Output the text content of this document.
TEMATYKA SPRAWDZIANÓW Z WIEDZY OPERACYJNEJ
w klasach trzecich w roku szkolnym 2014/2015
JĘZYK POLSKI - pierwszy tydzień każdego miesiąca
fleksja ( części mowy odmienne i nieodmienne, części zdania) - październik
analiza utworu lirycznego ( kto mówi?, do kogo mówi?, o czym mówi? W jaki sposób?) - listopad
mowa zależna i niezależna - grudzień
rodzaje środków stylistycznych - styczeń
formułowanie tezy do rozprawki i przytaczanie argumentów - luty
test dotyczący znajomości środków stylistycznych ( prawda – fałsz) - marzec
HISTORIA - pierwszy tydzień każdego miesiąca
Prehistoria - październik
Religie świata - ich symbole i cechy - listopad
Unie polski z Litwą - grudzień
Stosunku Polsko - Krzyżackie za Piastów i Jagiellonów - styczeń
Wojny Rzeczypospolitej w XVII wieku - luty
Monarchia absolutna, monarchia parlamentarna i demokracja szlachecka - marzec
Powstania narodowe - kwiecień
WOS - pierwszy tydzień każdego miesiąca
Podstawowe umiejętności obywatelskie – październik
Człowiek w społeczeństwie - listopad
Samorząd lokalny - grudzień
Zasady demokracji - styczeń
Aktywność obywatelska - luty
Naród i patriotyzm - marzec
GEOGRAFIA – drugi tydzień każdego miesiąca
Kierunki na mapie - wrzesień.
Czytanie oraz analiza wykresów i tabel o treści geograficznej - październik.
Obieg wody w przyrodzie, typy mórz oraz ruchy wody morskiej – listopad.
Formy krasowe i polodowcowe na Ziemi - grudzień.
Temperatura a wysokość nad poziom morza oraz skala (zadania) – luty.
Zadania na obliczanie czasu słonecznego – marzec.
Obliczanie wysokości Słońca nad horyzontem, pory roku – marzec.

┄┄┄┄┄┄┄┄┄┄┄┄┄┄┄┄┄┄┄┄

SET EXERCISE: Only a number is expected here: the count of lines in the listing that hold the string "styczeń".

TASK SOLUTION: 3